Transcribe each line of the material as it is, and drop any picture.

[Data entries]

----------------------------------------

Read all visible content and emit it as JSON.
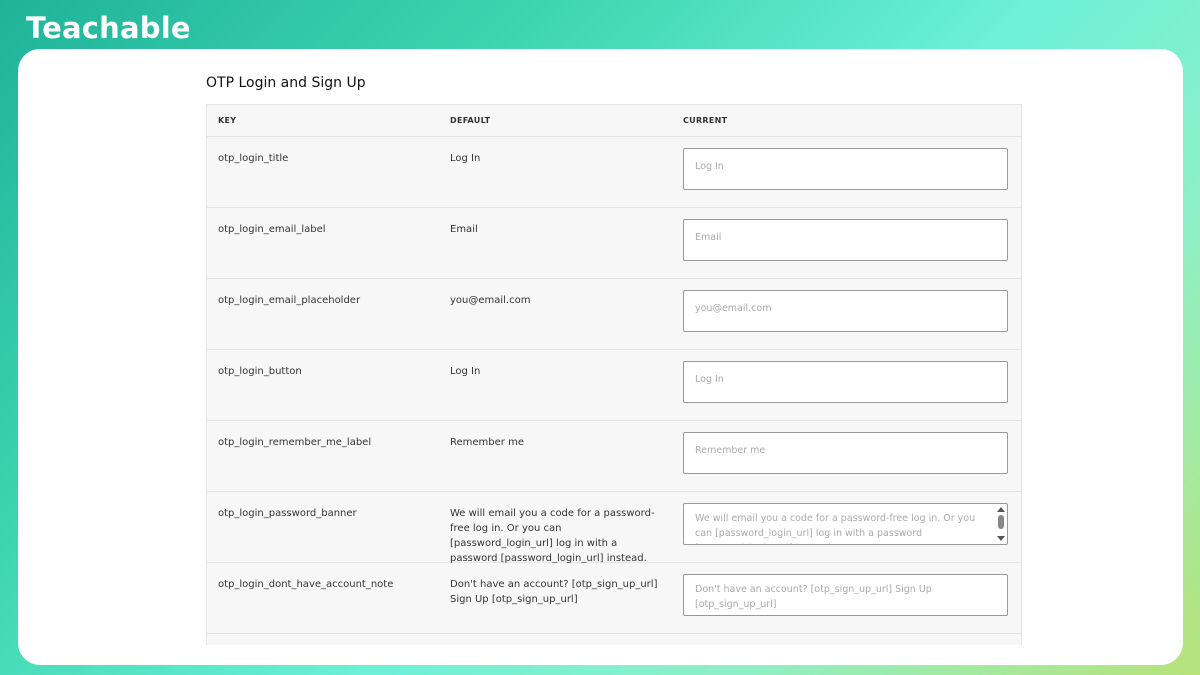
{
  "brand": "Teachable",
  "section_title": "OTP Login and Sign Up",
  "columns": {
    "key": "KEY",
    "default": "DEFAULT",
    "current": "CURRENT"
  },
  "rows": [
    {
      "key": "otp_login_title",
      "default": "Log In",
      "placeholder": "Log In"
    },
    {
      "key": "otp_login_email_label",
      "default": "Email",
      "placeholder": "Email"
    },
    {
      "key": "otp_login_email_placeholder",
      "default": "you@email.com",
      "placeholder": "you@email.com"
    },
    {
      "key": "otp_login_button",
      "default": "Log In",
      "placeholder": "Log In"
    },
    {
      "key": "otp_login_remember_me_label",
      "default": "Remember me",
      "placeholder": "Remember me"
    },
    {
      "key": "otp_login_password_banner",
      "default": "We will email you a code for a password-free log in. Or you can [password_login_url] log in with a password [password_login_url] instead.",
      "placeholder": "We will email you a code for a password-free log in. Or you can [password_login_url] log in with a password [password_login_url] instead."
    },
    {
      "key": "otp_login_dont_have_account_note",
      "default": "Don't have an account? [otp_sign_up_url] Sign Up [otp_sign_up_url]",
      "placeholder": "Don't have an account? [otp_sign_up_url] Sign Up [otp_sign_up_url]"
    },
    {
      "key": "",
      "default": "",
      "placeholder": ""
    }
  ]
}
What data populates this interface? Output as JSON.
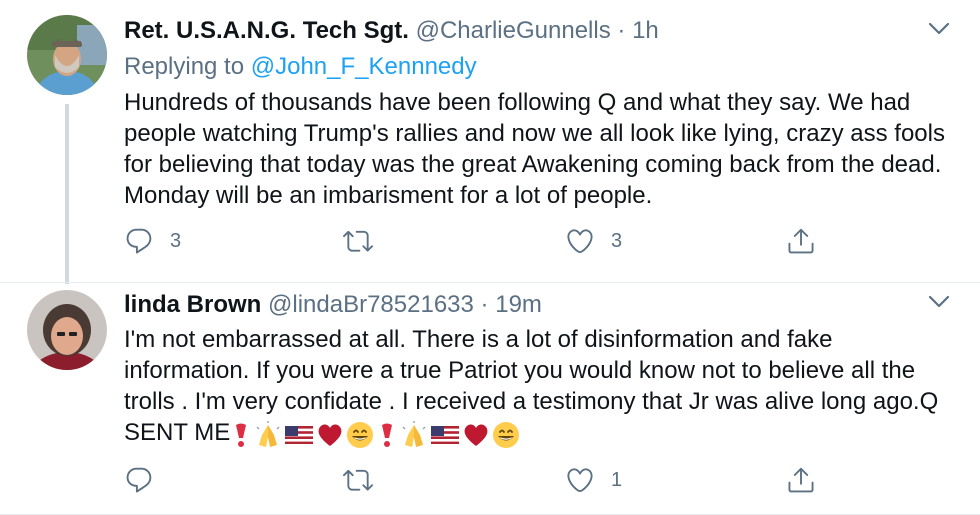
{
  "tweets": [
    {
      "name": "Ret. U.S.A.N.G. Tech Sgt.",
      "handle": "@CharlieGunnells",
      "separator": "·",
      "time": "1h",
      "replying_label": "Replying to",
      "replying_to": "@John_F_Kennnedy",
      "text": "Hundreds of thousands have been following Q and what they say. We had people watching Trump's rallies and now we all look like lying, crazy ass fools for believing that today was the great Awakening coming back from the dead. Monday will be an imbarisment for a lot of people.",
      "reply_count": "3",
      "retweet_count": "",
      "like_count": "3"
    },
    {
      "name": "linda Brown",
      "handle": "@lindaBr78521633",
      "separator": "·",
      "time": "19m",
      "text": "I'm not embarrassed at all.  There is a lot of disinformation and fake information. If you were a true Patriot you would know not to believe all the trolls . I'm very confidate . I received a testimony that Jr was alive long ago.Q SENT ME",
      "emojis": [
        "exclamation-icon",
        "praying-hands-icon",
        "us-flag-icon",
        "heart-icon",
        "grinning-face-icon",
        "exclamation-icon",
        "praying-hands-icon",
        "us-flag-icon",
        "heart-icon",
        "grinning-face-icon"
      ],
      "reply_count": "",
      "retweet_count": "",
      "like_count": "1"
    }
  ],
  "colors": {
    "text": "#0f1419",
    "secondary": "#5b7083",
    "link": "#1da1f2",
    "thread_line": "#cfd9de",
    "divider": "#e6ecf0"
  }
}
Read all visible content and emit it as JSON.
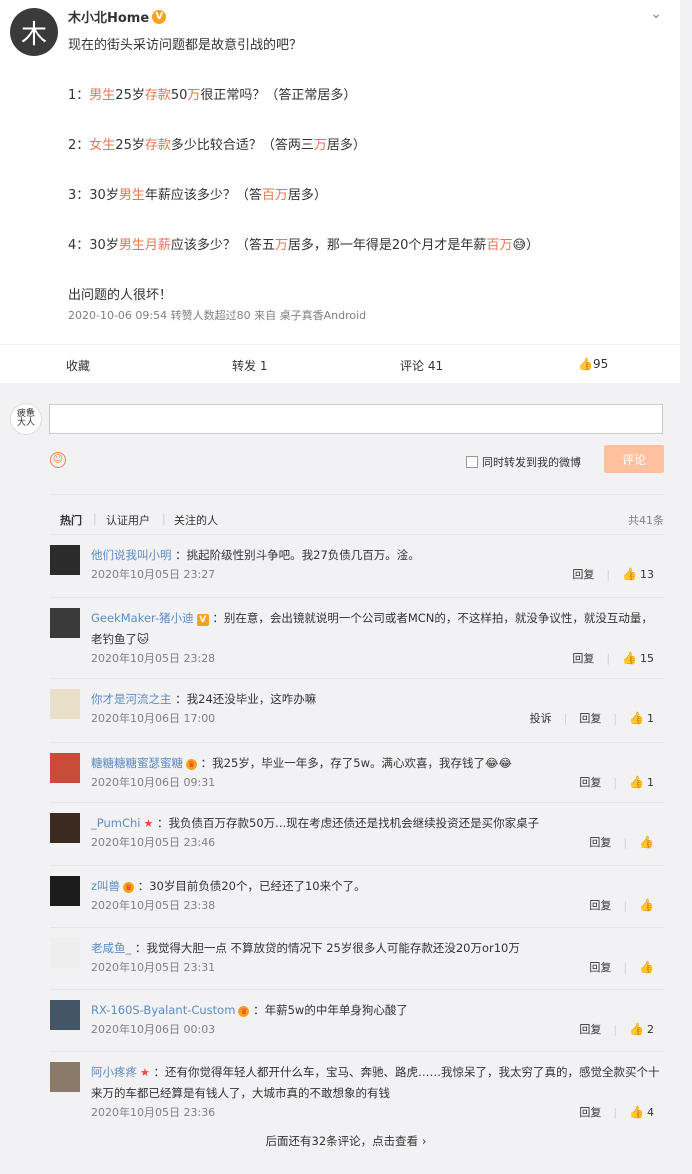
{
  "post": {
    "author": "木小北Home",
    "author_avatar_char": "木",
    "lines": [
      [
        {
          "t": "现在的街头采访问题都是故意引战的吧？",
          "r": false
        }
      ],
      [
        {
          "t": "1：",
          "r": false
        },
        {
          "t": "男生",
          "r": true
        },
        {
          "t": "25岁",
          "r": false
        },
        {
          "t": "存款",
          "r": true
        },
        {
          "t": "50",
          "r": false
        },
        {
          "t": "万",
          "r": true
        },
        {
          "t": "很正常吗？（答正常居多）",
          "r": false
        }
      ],
      [
        {
          "t": "2：",
          "r": false
        },
        {
          "t": "女生",
          "r": true
        },
        {
          "t": "25岁",
          "r": false
        },
        {
          "t": "存款",
          "r": true
        },
        {
          "t": "多少比较合适？（答两三",
          "r": false
        },
        {
          "t": "万",
          "r": true
        },
        {
          "t": "居多）",
          "r": false
        }
      ],
      [
        {
          "t": "3：30岁",
          "r": false
        },
        {
          "t": "男生",
          "r": true
        },
        {
          "t": "年薪应该多少？（答",
          "r": false
        },
        {
          "t": "百万",
          "r": true
        },
        {
          "t": "居多）",
          "r": false
        }
      ],
      [
        {
          "t": "4：30岁",
          "r": false
        },
        {
          "t": "男生",
          "r": true
        },
        {
          "t": "月薪",
          "r": true
        },
        {
          "t": "应该多少？（答五",
          "r": false
        },
        {
          "t": "万",
          "r": true
        },
        {
          "t": "居多，那一年得是20个月才是年薪",
          "r": false
        },
        {
          "t": "百万",
          "r": true
        },
        {
          "t": "😅）",
          "r": false
        }
      ],
      [
        {
          "t": "出问题的人很坏！",
          "r": false
        }
      ]
    ],
    "meta": "2020-10-06 09:54  转赞人数超过80  来自 桌子真香Android",
    "actions": {
      "favorite": "收藏",
      "repost": "转发 1",
      "comment": "评论 41",
      "like": "95"
    }
  },
  "composer": {
    "my_avatar_text": "疲惫\n大人",
    "forward_label": "同时转发到我的微博",
    "submit_label": "评论"
  },
  "tabs": {
    "hot": "热门",
    "verified": "认证用户",
    "following": "关注的人",
    "total": "共41条"
  },
  "comments": [
    {
      "user": "他们说我叫小明",
      "badge": "",
      "text": "：挑起阶级性别斗争吧。我27负债几百万。淦。",
      "time": "2020年10月05日 23:27",
      "reply": "回复",
      "likes": "13",
      "report": ""
    },
    {
      "user": "GeekMaker-猪小迪",
      "badge": "v",
      "text": "：别在意，会出镜就说明一个公司或者MCN的，不这样拍，就没争议性，就没互动量，老钓鱼了🐱",
      "time": "2020年10月05日 23:28",
      "reply": "回复",
      "likes": "15",
      "report": ""
    },
    {
      "user": "你才是河流之主",
      "badge": "",
      "text": "：我24还没毕业，这咋办嘛",
      "time": "2020年10月06日 17:00",
      "reply": "回复",
      "likes": "1",
      "report": "投诉"
    },
    {
      "user": "糖糖糖糖蜜瑟蜜糖",
      "badge": "crown",
      "text": "：我25岁，毕业一年多，存了5w。满心欢喜，我存钱了😂😂",
      "time": "2020年10月06日 09:31",
      "reply": "回复",
      "likes": "1",
      "report": ""
    },
    {
      "user": "_PumChi",
      "badge": "star",
      "text": "：我负债百万存款50万...现在考虑还债还是找机会继续投资还是买你家桌子",
      "time": "2020年10月05日 23:46",
      "reply": "回复",
      "likes": "",
      "report": ""
    },
    {
      "user": "z叫兽",
      "badge": "crown",
      "text": "：30岁目前负债20个，已经还了10来个了。",
      "time": "2020年10月05日 23:38",
      "reply": "回复",
      "likes": "",
      "report": ""
    },
    {
      "user": "老咸鱼_",
      "badge": "",
      "text": "：我觉得大胆一点 不算放贷的情况下 25岁很多人可能存款还没20万or10万",
      "time": "2020年10月05日 23:31",
      "reply": "回复",
      "likes": "",
      "report": ""
    },
    {
      "user": "RX-160S-Byalant-Custom",
      "badge": "crown",
      "text": "：年薪5w的中年单身狗心酸了",
      "time": "2020年10月06日 00:03",
      "reply": "回复",
      "likes": "2",
      "report": ""
    },
    {
      "user": "阿小疼疼",
      "badge": "star",
      "text": "：还有你觉得年轻人都开什么车，宝马、奔驰、路虎……我惊呆了，我太穷了真的，感觉全款买个十来万的车都已经算是有钱人了，大城市真的不敢想象的有钱",
      "time": "2020年10月05日 23:36",
      "reply": "回复",
      "likes": "4",
      "report": ""
    }
  ],
  "more_text": "后面还有32条评论，点击查看 ›",
  "colors": {
    "red": "#eb7350",
    "link": "#5d8cbf",
    "accent": "#fa7d3c"
  }
}
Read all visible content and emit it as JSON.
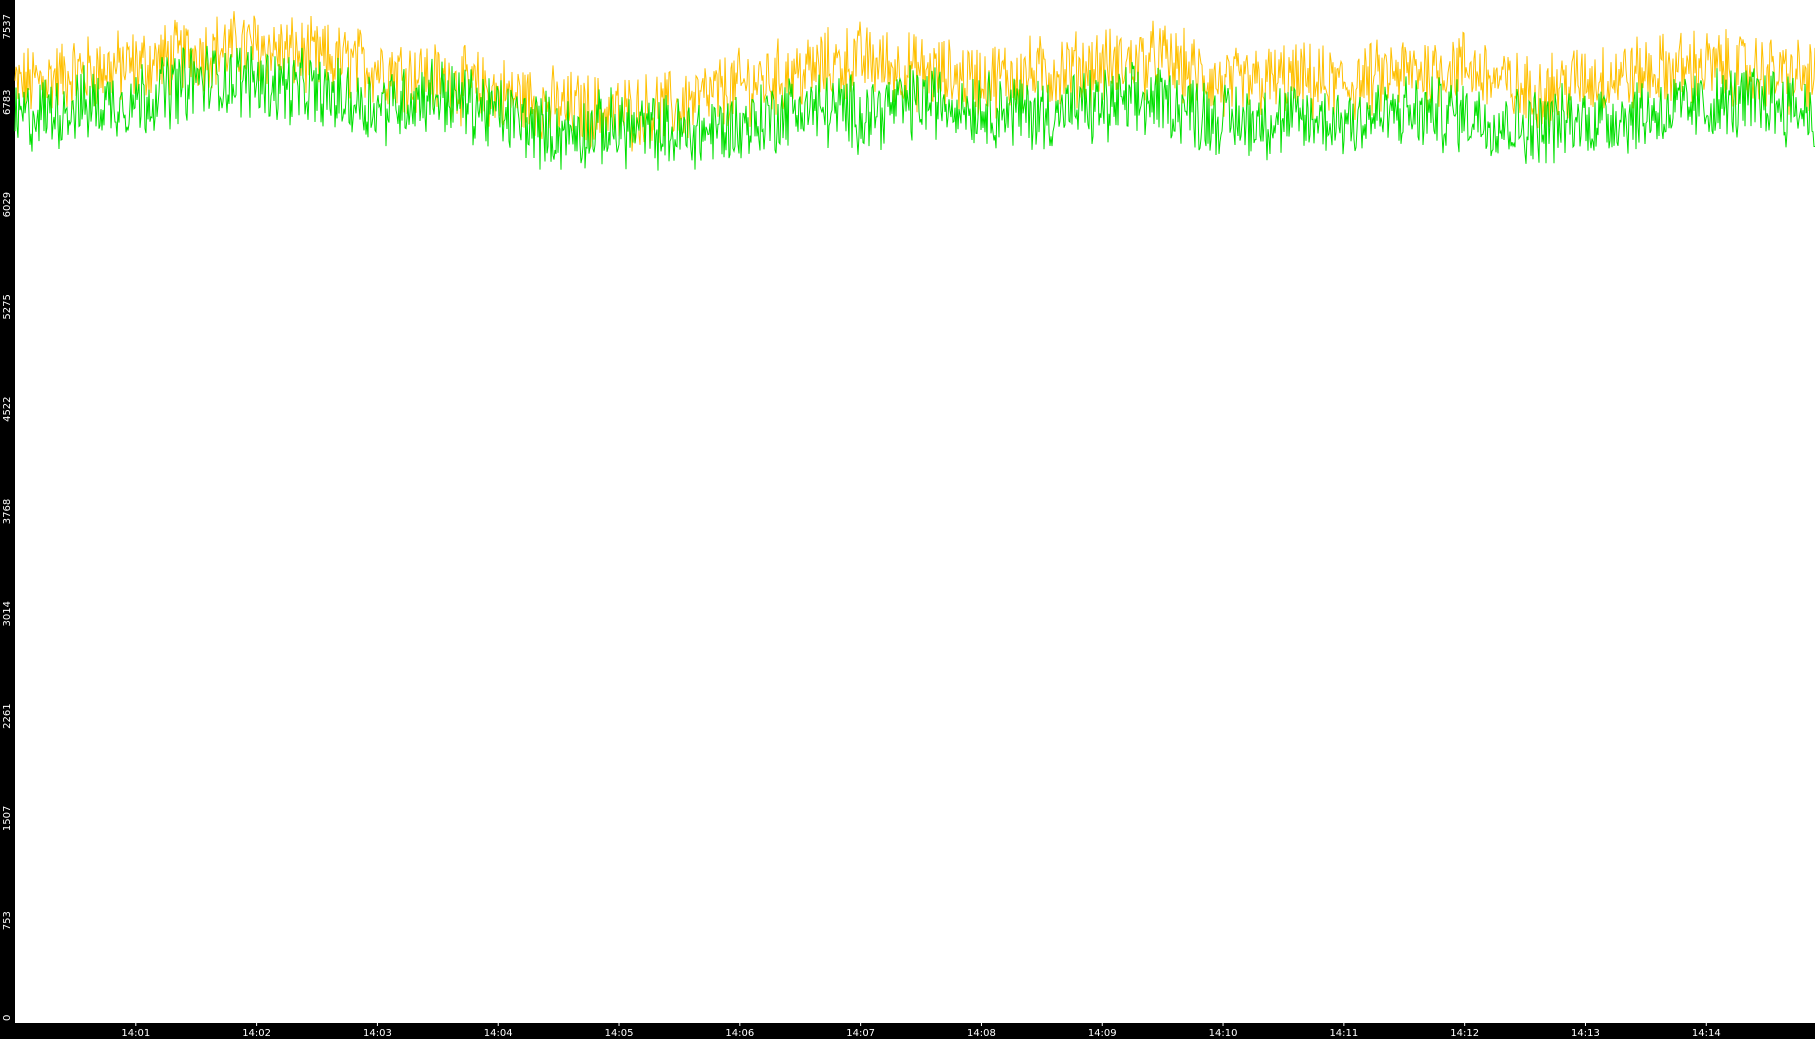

----------------------------------------

Task output:
Read all visible content and emit it as JSON.
{
  "brand": "Teachable",
  "section_title": "OTP Login and Sign Up",
  "columns": {
    "key": "KEY",
    "default": "DEFAULT",
    "current": "CURRENT"
  },
  "rows": [
    {
      "key": "otp_login_title",
      "default": "Log In",
      "placeholder": "Log In"
    },
    {
      "key": "otp_login_email_label",
      "default": "Email",
      "placeholder": "Email"
    },
    {
      "key": "otp_login_email_placeholder",
      "default": "you@email.com",
      "placeholder": "you@email.com"
    },
    {
      "key": "otp_login_button",
      "default": "Log In",
      "placeholder": "Log In"
    },
    {
      "key": "otp_login_remember_me_label",
      "default": "Remember me",
      "placeholder": "Remember me"
    },
    {
      "key": "otp_login_password_banner",
      "default": "We will email you a code for a password-free log in. Or you can [password_login_url] log in with a password [password_login_url] instead.",
      "placeholder": "We will email you a code for a password-free log in. Or you can [password_login_url] log in with a password [password_login_url] instead."
    },
    {
      "key": "otp_login_dont_have_account_note",
      "default": "Don't have an account? [otp_sign_up_url] Sign Up [otp_sign_up_url]",
      "placeholder": "Don't have an account? [otp_sign_up_url] Sign Up [otp_sign_up_url]"
    },
    {
      "key": "",
      "default": "",
      "placeholder": ""
    }
  ]
}
What data populates this interface? Output as JSON.
{
  "tweets": [
    {
      "name": "Ret. U.S.A.N.G. Tech Sgt.",
      "handle": "@CharlieGunnells",
      "separator": "·",
      "time": "1h",
      "replying_label": "Replying to",
      "replying_to": "@John_F_Kennnedy",
      "text": "Hundreds of thousands have been following Q and what they say. We had people watching Trump's rallies and now we all look like lying, crazy ass fools for believing that today was the great Awakening coming back from the dead. Monday will be an imbarisment for a lot of people.",
      "reply_count": "3",
      "retweet_count": "",
      "like_count": "3"
    },
    {
      "name": "linda Brown",
      "handle": "@lindaBr78521633",
      "separator": "·",
      "time": "19m",
      "text": "I'm not embarrassed at all.  There is a lot of disinformation and fake information. If you were a true Patriot you would know not to believe all the trolls . I'm very confidate . I received a testimony that Jr was alive long ago.Q SENT ME",
      "emojis": [
        "exclamation-icon",
        "praying-hands-icon",
        "us-flag-icon",
        "heart-icon",
        "grinning-face-icon",
        "exclamation-icon",
        "praying-hands-icon",
        "us-flag-icon",
        "heart-icon",
        "grinning-face-icon"
      ],
      "reply_count": "",
      "retweet_count": "",
      "like_count": "1"
    }
  ],
  "colors": {
    "text": "#0f1419",
    "secondary": "#5b7083",
    "link": "#1da1f2",
    "thread_line": "#cfd9de",
    "divider": "#e6ecf0"
  }
}
Read all visible content and emit it as JSON.
{
  "post": {
    "author": "木小北Home",
    "author_avatar_char": "木",
    "lines": [
      [
        {
          "t": "现在的街头采访问题都是故意引战的吧？",
          "r": false
        }
      ],
      [
        {
          "t": "1：",
          "r": false
        },
        {
          "t": "男生",
          "r": true
        },
        {
          "t": "25岁",
          "r": false
        },
        {
          "t": "存款",
          "r": true
        },
        {
          "t": "50",
          "r": false
        },
        {
          "t": "万",
          "r": true
        },
        {
          "t": "很正常吗？（答正常居多）",
          "r": false
        }
      ],
      [
        {
          "t": "2：",
          "r": false
        },
        {
          "t": "女生",
          "r": true
        },
        {
          "t": "25岁",
          "r": false
        },
        {
          "t": "存款",
          "r": true
        },
        {
          "t": "多少比较合适？（答两三",
          "r": false
        },
        {
          "t": "万",
          "r": true
        },
        {
          "t": "居多）",
          "r": false
        }
      ],
      [
        {
          "t": "3：30岁",
          "r": false
        },
        {
          "t": "男生",
          "r": true
        },
        {
          "t": "年薪应该多少？（答",
          "r": false
        },
        {
          "t": "百万",
          "r": true
        },
        {
          "t": "居多）",
          "r": false
        }
      ],
      [
        {
          "t": "4：30岁",
          "r": false
        },
        {
          "t": "男生",
          "r": true
        },
        {
          "t": "月薪",
          "r": true
        },
        {
          "t": "应该多少？（答五",
          "r": false
        },
        {
          "t": "万",
          "r": true
        },
        {
          "t": "居多，那一年得是20个月才是年薪",
          "r": false
        },
        {
          "t": "百万",
          "r": true
        },
        {
          "t": "😅）",
          "r": false
        }
      ],
      [
        {
          "t": "出问题的人很坏！",
          "r": false
        }
      ]
    ],
    "meta": "2020-10-06 09:54  转赞人数超过80  来自 桌子真香Android",
    "actions": {
      "favorite": "收藏",
      "repost": "转发 1",
      "comment": "评论 41",
      "like": "95"
    }
  },
  "composer": {
    "my_avatar_text": "疲惫\n大人",
    "forward_label": "同时转发到我的微博",
    "submit_label": "评论"
  },
  "tabs": {
    "hot": "热门",
    "verified": "认证用户",
    "following": "关注的人",
    "total": "共41条"
  },
  "comments": [
    {
      "user": "他们说我叫小明",
      "badge": "",
      "text": "：挑起阶级性别斗争吧。我27负债几百万。淦。",
      "time": "2020年10月05日 23:27",
      "reply": "回复",
      "likes": "13",
      "report": ""
    },
    {
      "user": "GeekMaker-猪小迪",
      "badge": "v",
      "text": "：别在意，会出镜就说明一个公司或者MCN的，不这样拍，就没争议性，就没互动量，老钓鱼了🐱",
      "time": "2020年10月05日 23:28",
      "reply": "回复",
      "likes": "15",
      "report": ""
    },
    {
      "user": "你才是河流之主",
      "badge": "",
      "text": "：我24还没毕业，这咋办嘛",
      "time": "2020年10月06日 17:00",
      "reply": "回复",
      "likes": "1",
      "report": "投诉"
    },
    {
      "user": "糖糖糖糖蜜瑟蜜糖",
      "badge": "crown",
      "text": "：我25岁，毕业一年多，存了5w。满心欢喜，我存钱了😂😂",
      "time": "2020年10月06日 09:31",
      "reply": "回复",
      "likes": "1",
      "report": ""
    },
    {
      "user": "_PumChi",
      "badge": "star",
      "text": "：我负债百万存款50万...现在考虑还债还是找机会继续投资还是买你家桌子",
      "time": "2020年10月05日 23:46",
      "reply": "回复",
      "likes": "",
      "report": ""
    },
    {
      "user": "z叫兽",
      "badge": "crown",
      "text": "：30岁目前负债20个，已经还了10来个了。",
      "time": "2020年10月05日 23:38",
      "reply": "回复",
      "likes": "",
      "report": ""
    },
    {
      "user": "老咸鱼_",
      "badge": "",
      "text": "：我觉得大胆一点 不算放贷的情况下 25岁很多人可能存款还没20万or10万",
      "time": "2020年10月05日 23:31",
      "reply": "回复",
      "likes": "",
      "report": ""
    },
    {
      "user": "RX-160S-Byalant-Custom",
      "badge": "crown",
      "text": "：年薪5w的中年单身狗心酸了",
      "time": "2020年10月06日 00:03",
      "reply": "回复",
      "likes": "2",
      "report": ""
    },
    {
      "user": "阿小疼疼",
      "badge": "star",
      "text": "：还有你觉得年轻人都开什么车，宝马、奔驰、路虎……我惊呆了，我太穷了真的，感觉全款买个十来万的车都已经算是有钱人了，大城市真的不敢想象的有钱",
      "time": "2020年10月05日 23:36",
      "reply": "回复",
      "likes": "4",
      "report": ""
    }
  ],
  "more_text": "后面还有32条评论，点击查看 ›",
  "colors": {
    "red": "#eb7350",
    "link": "#5d8cbf",
    "accent": "#fa7d3c"
  }
}
Read all visible content and emit it as JSON.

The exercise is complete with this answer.